Copy the records below word for word, keeping every line as it appears.

Dataset records
··········

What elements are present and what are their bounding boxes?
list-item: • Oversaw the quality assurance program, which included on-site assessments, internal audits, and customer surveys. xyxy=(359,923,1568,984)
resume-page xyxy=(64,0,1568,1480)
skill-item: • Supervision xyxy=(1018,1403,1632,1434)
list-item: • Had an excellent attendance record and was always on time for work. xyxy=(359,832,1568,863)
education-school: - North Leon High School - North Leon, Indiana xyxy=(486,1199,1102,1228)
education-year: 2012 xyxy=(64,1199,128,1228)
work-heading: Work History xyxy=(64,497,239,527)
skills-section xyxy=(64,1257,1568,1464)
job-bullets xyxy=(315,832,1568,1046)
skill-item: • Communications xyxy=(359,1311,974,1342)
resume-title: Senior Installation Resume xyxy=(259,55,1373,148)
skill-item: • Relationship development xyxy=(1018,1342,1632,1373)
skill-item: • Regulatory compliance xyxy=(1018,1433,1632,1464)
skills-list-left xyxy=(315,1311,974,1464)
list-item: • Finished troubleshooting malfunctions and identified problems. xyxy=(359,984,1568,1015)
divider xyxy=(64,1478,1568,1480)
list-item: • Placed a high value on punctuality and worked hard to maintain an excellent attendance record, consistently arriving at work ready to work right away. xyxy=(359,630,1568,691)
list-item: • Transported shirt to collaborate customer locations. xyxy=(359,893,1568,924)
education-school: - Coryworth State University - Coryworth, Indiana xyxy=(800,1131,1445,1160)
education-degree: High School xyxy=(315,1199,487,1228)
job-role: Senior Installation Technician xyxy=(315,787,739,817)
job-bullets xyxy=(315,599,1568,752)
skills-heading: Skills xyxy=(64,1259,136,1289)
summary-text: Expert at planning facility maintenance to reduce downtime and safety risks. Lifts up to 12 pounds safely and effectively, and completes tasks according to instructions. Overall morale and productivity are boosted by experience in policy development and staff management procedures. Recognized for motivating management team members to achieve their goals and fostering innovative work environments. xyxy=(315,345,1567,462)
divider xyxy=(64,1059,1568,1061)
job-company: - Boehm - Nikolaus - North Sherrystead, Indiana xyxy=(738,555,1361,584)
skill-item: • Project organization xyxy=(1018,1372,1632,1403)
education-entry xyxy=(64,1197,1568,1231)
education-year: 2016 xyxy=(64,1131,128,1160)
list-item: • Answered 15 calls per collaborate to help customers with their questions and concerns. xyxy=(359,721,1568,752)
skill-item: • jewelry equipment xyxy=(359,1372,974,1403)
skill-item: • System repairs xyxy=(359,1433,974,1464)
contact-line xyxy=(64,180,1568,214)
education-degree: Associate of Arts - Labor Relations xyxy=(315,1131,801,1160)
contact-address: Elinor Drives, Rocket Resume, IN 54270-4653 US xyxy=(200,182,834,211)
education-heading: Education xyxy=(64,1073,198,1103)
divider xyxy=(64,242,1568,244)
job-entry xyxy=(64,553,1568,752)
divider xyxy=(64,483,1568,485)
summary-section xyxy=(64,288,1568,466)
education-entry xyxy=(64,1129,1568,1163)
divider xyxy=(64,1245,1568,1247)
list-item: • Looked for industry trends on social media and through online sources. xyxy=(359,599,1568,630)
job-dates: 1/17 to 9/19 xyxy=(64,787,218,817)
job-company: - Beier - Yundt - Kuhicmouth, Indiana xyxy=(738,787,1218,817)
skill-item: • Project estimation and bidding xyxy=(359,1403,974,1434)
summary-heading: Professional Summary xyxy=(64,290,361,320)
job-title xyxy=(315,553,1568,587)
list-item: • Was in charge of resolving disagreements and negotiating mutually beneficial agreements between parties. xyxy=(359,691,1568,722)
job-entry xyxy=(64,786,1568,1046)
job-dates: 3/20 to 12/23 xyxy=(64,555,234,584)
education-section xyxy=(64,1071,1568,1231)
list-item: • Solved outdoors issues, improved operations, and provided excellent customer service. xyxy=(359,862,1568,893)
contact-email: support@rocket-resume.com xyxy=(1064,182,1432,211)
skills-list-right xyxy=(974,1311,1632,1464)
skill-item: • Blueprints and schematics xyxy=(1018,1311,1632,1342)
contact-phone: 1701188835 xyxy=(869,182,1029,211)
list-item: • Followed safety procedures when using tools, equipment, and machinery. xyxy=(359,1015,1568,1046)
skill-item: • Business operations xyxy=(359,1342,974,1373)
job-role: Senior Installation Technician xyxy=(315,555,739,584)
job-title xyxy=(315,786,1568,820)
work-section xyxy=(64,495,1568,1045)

··········

Final answer
What elements are present and what are their bounding boxes?
list-item: • Oversaw the quality assurance program, which included on-site assessments, internal audits, and customer surveys. xyxy=(359,923,1568,984)
resume-page xyxy=(64,0,1568,1480)
skill-item: • Supervision xyxy=(1018,1403,1632,1434)
list-item: • Had an excellent attendance record and was always on time for work. xyxy=(359,832,1568,863)
education-school: - North Leon High School - North Leon, Indiana xyxy=(486,1199,1102,1228)
education-year: 2012 xyxy=(64,1199,128,1228)
work-heading: Work History xyxy=(64,497,239,527)
skills-section xyxy=(64,1257,1568,1464)
job-bullets xyxy=(315,832,1568,1046)
skill-item: • Communications xyxy=(359,1311,974,1342)
resume-title: Senior Installation Resume xyxy=(259,55,1373,148)
skill-item: • Relationship development xyxy=(1018,1342,1632,1373)
skill-item: • Regulatory compliance xyxy=(1018,1433,1632,1464)
skills-list-left xyxy=(315,1311,974,1464)
list-item: • Finished troubleshooting malfunctions and identified problems. xyxy=(359,984,1568,1015)
divider xyxy=(64,1478,1568,1480)
list-item: • Placed a high value on punctuality and worked hard to maintain an excellent attendance record, consistently arriving at work ready to work right away. xyxy=(359,630,1568,691)
list-item: • Transported shirt to collaborate customer locations. xyxy=(359,893,1568,924)
education-school: - Coryworth State University - Coryworth, Indiana xyxy=(800,1131,1445,1160)
education-degree: High School xyxy=(315,1199,487,1228)
job-role: Senior Installation Technician xyxy=(315,787,739,817)
job-bullets xyxy=(315,599,1568,752)
skills-heading: Skills xyxy=(64,1259,136,1289)
summary-text: Expert at planning facility maintenance to reduce downtime and safety risks. Lifts up to 12 pounds safely and effectively, and completes tasks according to instructions. Overall morale and productivity are boosted by experience in policy development and staff management procedures. Recognized for motivating management team members to achieve their goals and fostering innovative work environments. xyxy=(315,345,1567,462)
divider xyxy=(64,1059,1568,1061)
job-company: - Boehm - Nikolaus - North Sherrystead, Indiana xyxy=(738,555,1361,584)
skill-item: • Project organization xyxy=(1018,1372,1632,1403)
education-entry xyxy=(64,1197,1568,1231)
education-year: 2016 xyxy=(64,1131,128,1160)
list-item: • Answered 15 calls per collaborate to help customers with their questions and concerns. xyxy=(359,721,1568,752)
skill-item: • jewelry equipment xyxy=(359,1372,974,1403)
skill-item: • System repairs xyxy=(359,1433,974,1464)
contact-line xyxy=(64,180,1568,214)
education-degree: Associate of Arts - Labor Relations xyxy=(315,1131,801,1160)
contact-address: Elinor Drives, Rocket Resume, IN 54270-4653 US xyxy=(200,182,834,211)
education-heading: Education xyxy=(64,1073,198,1103)
divider xyxy=(64,242,1568,244)
job-entry xyxy=(64,553,1568,752)
divider xyxy=(64,483,1568,485)
summary-section xyxy=(64,288,1568,466)
education-entry xyxy=(64,1129,1568,1163)
divider xyxy=(64,1245,1568,1247)
list-item: • Looked for industry trends on social media and through online sources. xyxy=(359,599,1568,630)
job-dates: 1/17 to 9/19 xyxy=(64,787,218,817)
job-company: - Beier - Yundt - Kuhicmouth, Indiana xyxy=(738,787,1218,817)
skill-item: • Project estimation and bidding xyxy=(359,1403,974,1434)
summary-heading: Professional Summary xyxy=(64,290,361,320)
job-title xyxy=(315,553,1568,587)
list-item: • Was in charge of resolving disagreements and negotiating mutually beneficial agreements between parties. xyxy=(359,691,1568,722)
job-entry xyxy=(64,786,1568,1046)
job-dates: 3/20 to 12/23 xyxy=(64,555,234,584)
education-section xyxy=(64,1071,1568,1231)
list-item: • Solved outdoors issues, improved operations, and provided excellent customer service. xyxy=(359,862,1568,893)
contact-email: support@rocket-resume.com xyxy=(1064,182,1432,211)
skills-list-right xyxy=(974,1311,1632,1464)
skill-item: • Blueprints and schematics xyxy=(1018,1311,1632,1342)
contact-phone: 1701188835 xyxy=(869,182,1029,211)
list-item: • Followed safety procedures when using tools, equipment, and machinery. xyxy=(359,1015,1568,1046)
skill-item: • Business operations xyxy=(359,1342,974,1373)
job-role: Senior Installation Technician xyxy=(315,555,739,584)
job-title xyxy=(315,786,1568,820)
work-section xyxy=(64,495,1568,1045)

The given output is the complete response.